**Work instructions**
Your task is to print all of the data word for word.

BEGIN

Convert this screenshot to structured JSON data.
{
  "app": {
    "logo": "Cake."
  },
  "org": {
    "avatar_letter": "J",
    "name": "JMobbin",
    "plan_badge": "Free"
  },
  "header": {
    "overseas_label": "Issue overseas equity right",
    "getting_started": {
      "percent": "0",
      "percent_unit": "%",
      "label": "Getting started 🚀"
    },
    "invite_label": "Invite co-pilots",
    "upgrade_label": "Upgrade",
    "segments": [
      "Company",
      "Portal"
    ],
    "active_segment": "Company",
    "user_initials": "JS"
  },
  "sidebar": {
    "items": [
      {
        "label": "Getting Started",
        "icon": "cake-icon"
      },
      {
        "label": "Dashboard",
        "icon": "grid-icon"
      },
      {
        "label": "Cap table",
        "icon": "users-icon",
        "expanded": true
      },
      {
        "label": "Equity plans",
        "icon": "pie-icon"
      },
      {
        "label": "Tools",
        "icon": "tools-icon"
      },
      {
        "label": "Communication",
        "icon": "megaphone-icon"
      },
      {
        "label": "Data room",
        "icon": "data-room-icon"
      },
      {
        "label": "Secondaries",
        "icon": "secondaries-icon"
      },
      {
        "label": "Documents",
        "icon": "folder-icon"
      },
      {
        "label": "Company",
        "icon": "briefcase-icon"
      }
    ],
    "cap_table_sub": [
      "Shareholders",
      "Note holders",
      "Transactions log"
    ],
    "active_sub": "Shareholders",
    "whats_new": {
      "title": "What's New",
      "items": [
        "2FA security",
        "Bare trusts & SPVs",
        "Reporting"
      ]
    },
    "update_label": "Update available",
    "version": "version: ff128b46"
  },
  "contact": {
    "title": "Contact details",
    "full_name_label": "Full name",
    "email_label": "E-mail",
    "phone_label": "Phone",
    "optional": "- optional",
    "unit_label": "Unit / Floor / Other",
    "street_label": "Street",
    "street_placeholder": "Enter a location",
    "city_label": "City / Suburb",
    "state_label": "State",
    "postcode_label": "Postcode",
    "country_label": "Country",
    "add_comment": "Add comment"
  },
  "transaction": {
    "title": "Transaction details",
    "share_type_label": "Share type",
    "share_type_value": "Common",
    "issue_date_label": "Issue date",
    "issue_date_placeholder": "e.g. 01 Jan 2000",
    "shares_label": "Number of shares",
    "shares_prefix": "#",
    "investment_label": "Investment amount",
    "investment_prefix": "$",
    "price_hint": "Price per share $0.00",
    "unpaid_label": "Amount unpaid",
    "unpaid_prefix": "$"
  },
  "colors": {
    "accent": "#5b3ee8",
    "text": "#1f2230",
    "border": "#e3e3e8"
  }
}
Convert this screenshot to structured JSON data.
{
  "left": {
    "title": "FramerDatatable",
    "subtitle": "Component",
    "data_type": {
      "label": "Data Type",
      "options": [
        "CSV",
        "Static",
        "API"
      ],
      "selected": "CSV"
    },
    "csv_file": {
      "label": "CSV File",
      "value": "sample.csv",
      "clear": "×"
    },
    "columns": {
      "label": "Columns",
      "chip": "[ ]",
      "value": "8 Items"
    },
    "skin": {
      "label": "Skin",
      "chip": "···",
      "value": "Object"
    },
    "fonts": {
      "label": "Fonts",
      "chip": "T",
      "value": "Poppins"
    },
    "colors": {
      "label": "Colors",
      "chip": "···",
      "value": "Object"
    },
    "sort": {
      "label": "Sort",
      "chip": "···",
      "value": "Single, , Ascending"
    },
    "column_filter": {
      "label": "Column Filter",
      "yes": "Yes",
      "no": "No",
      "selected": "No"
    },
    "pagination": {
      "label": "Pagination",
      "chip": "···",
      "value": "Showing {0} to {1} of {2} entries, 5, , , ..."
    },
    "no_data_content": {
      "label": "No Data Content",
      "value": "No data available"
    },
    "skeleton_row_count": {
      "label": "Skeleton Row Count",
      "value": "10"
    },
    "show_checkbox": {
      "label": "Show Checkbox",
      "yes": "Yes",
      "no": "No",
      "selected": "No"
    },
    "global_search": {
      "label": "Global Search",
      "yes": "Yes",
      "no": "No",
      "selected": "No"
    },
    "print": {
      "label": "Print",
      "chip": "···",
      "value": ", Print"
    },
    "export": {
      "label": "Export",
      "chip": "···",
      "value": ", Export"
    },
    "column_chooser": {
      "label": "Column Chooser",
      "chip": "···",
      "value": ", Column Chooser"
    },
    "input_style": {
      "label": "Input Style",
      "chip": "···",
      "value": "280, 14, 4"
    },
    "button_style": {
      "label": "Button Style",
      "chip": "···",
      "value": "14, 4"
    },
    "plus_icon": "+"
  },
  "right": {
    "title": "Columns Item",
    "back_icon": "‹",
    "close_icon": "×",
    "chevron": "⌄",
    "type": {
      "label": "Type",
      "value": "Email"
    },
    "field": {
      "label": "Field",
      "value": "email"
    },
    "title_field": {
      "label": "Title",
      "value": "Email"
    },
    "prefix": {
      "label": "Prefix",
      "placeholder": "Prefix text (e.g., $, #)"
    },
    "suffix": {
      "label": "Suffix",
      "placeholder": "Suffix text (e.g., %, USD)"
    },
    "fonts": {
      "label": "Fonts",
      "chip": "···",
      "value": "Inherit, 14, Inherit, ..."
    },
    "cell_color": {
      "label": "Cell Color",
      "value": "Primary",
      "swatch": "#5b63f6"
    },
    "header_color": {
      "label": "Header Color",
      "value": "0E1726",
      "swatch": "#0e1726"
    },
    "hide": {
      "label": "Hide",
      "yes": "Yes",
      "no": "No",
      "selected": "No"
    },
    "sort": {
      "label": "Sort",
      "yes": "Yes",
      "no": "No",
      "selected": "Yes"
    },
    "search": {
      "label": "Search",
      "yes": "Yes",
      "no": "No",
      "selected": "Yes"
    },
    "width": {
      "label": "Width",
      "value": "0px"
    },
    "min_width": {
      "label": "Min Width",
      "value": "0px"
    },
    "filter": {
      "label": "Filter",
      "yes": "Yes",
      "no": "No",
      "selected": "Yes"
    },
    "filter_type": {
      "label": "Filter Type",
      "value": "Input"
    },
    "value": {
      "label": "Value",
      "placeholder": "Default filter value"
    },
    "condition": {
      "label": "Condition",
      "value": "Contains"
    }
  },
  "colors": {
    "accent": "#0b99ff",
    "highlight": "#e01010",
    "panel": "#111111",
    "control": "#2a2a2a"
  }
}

END

**Response to the task**
Convert this screenshot to structured JSON data.
{
  "app": {
    "logo": "Cake."
  },
  "org": {
    "avatar_letter": "J",
    "name": "JMobbin",
    "plan_badge": "Free"
  },
  "header": {
    "overseas_label": "Issue overseas equity right",
    "getting_started": {
      "percent": "0",
      "percent_unit": "%",
      "label": "Getting started 🚀"
    },
    "invite_label": "Invite co-pilots",
    "upgrade_label": "Upgrade",
    "segments": [
      "Company",
      "Portal"
    ],
    "active_segment": "Company",
    "user_initials": "JS"
  },
  "sidebar": {
    "items": [
      {
        "label": "Getting Started",
        "icon": "cake-icon"
      },
      {
        "label": "Dashboard",
        "icon": "grid-icon"
      },
      {
        "label": "Cap table",
        "icon": "users-icon",
        "expanded": true
      },
      {
        "label": "Equity plans",
        "icon": "pie-icon"
      },
      {
        "label": "Tools",
        "icon": "tools-icon"
      },
      {
        "label": "Communication",
        "icon": "megaphone-icon"
      },
      {
        "label": "Data room",
        "icon": "data-room-icon"
      },
      {
        "label": "Secondaries",
        "icon": "secondaries-icon"
      },
      {
        "label": "Documents",
        "icon": "folder-icon"
      },
      {
        "label": "Company",
        "icon": "briefcase-icon"
      }
    ],
    "cap_table_sub": [
      "Shareholders",
      "Note holders",
      "Transactions log"
    ],
    "active_sub": "Shareholders",
    "whats_new": {
      "title": "What's New",
      "items": [
        "2FA security",
        "Bare trusts & SPVs",
        "Reporting"
      ]
    },
    "update_label": "Update available",
    "version": "version: ff128b46"
  },
  "contact": {
    "title": "Contact details",
    "full_name_label": "Full name",
    "email_label": "E-mail",
    "phone_label": "Phone",
    "optional": "- optional",
    "unit_label": "Unit / Floor / Other",
    "street_label": "Street",
    "street_placeholder": "Enter a location",
    "city_label": "City / Suburb",
    "state_label": "State",
    "postcode_label": "Postcode",
    "country_label": "Country",
    "add_comment": "Add comment"
  },
  "transaction": {
    "title": "Transaction details",
    "share_type_label": "Share type",
    "share_type_value": "Common",
    "issue_date_label": "Issue date",
    "issue_date_placeholder": "e.g. 01 Jan 2000",
    "shares_label": "Number of shares",
    "shares_prefix": "#",
    "investment_label": "Investment amount",
    "investment_prefix": "$",
    "price_hint": "Price per share $0.00",
    "unpaid_label": "Amount unpaid",
    "unpaid_prefix": "$"
  },
  "colors": {
    "accent": "#5b3ee8",
    "text": "#1f2230",
    "border": "#e3e3e8"
  }
}
Convert this screenshot to structured JSON data.
{
  "left": {
    "title": "FramerDatatable",
    "subtitle": "Component",
    "data_type": {
      "label": "Data Type",
      "options": [
        "CSV",
        "Static",
        "API"
      ],
      "selected": "CSV"
    },
    "csv_file": {
      "label": "CSV File",
      "value": "sample.csv",
      "clear": "×"
    },
    "columns": {
      "label": "Columns",
      "chip": "[ ]",
      "value": "8 Items"
    },
    "skin": {
      "label": "Skin",
      "chip": "···",
      "value": "Object"
    },
    "fonts": {
      "label": "Fonts",
      "chip": "T",
      "value": "Poppins"
    },
    "colors": {
      "label": "Colors",
      "chip": "···",
      "value": "Object"
    },
    "sort": {
      "label": "Sort",
      "chip": "···",
      "value": "Single, , Ascending"
    },
    "column_filter": {
      "label": "Column Filter",
      "yes": "Yes",
      "no": "No",
      "selected": "No"
    },
    "pagination": {
      "label": "Pagination",
      "chip": "···",
      "value": "Showing {0} to {1} of {2} entries, 5, , , ..."
    },
    "no_data_content": {
      "label": "No Data Content",
      "value": "No data available"
    },
    "skeleton_row_count": {
      "label": "Skeleton Row Count",
      "value": "10"
    },
    "show_checkbox": {
      "label": "Show Checkbox",
      "yes": "Yes",
      "no": "No",
      "selected": "No"
    },
    "global_search": {
      "label": "Global Search",
      "yes": "Yes",
      "no": "No",
      "selected": "No"
    },
    "print": {
      "label": "Print",
      "chip": "···",
      "value": ", Print"
    },
    "export": {
      "label": "Export",
      "chip": "···",
      "value": ", Export"
    },
    "column_chooser": {
      "label": "Column Chooser",
      "chip": "···",
      "value": ", Column Chooser"
    },
    "input_style": {
      "label": "Input Style",
      "chip": "···",
      "value": "280, 14, 4"
    },
    "button_style": {
      "label": "Button Style",
      "chip": "···",
      "value": "14, 4"
    },
    "plus_icon": "+"
  },
  "right": {
    "title": "Columns Item",
    "back_icon": "‹",
    "close_icon": "×",
    "chevron": "⌄",
    "type": {
      "label": "Type",
      "value": "Email"
    },
    "field": {
      "label": "Field",
      "value": "email"
    },
    "title_field": {
      "label": "Title",
      "value": "Email"
    },
    "prefix": {
      "label": "Prefix",
      "placeholder": "Prefix text (e.g., $, #)"
    },
    "suffix": {
      "label": "Suffix",
      "placeholder": "Suffix text (e.g., %, USD)"
    },
    "fonts": {
      "label": "Fonts",
      "chip": "···",
      "value": "Inherit, 14, Inherit, ..."
    },
    "cell_color": {
      "label": "Cell Color",
      "value": "Primary",
      "swatch": "#5b63f6"
    },
    "header_color": {
      "label": "Header Color",
      "value": "0E1726",
      "swatch": "#0e1726"
    },
    "hide": {
      "label": "Hide",
      "yes": "Yes",
      "no": "No",
      "selected": "No"
    },
    "sort": {
      "label": "Sort",
      "yes": "Yes",
      "no": "No",
      "selected": "Yes"
    },
    "search": {
      "label": "Search",
      "yes": "Yes",
      "no": "No",
      "selected": "Yes"
    },
    "width": {
      "label": "Width",
      "value": "0px"
    },
    "min_width": {
      "label": "Min Width",
      "value": "0px"
    },
    "filter": {
      "label": "Filter",
      "yes": "Yes",
      "no": "No",
      "selected": "Yes"
    },
    "filter_type": {
      "label": "Filter Type",
      "value": "Input"
    },
    "value": {
      "label": "Value",
      "placeholder": "Default filter value"
    },
    "condition": {
      "label": "Condition",
      "value": "Contains"
    }
  },
  "colors": {
    "accent": "#0b99ff",
    "highlight": "#e01010",
    "panel": "#111111",
    "control": "#2a2a2a"
  }
}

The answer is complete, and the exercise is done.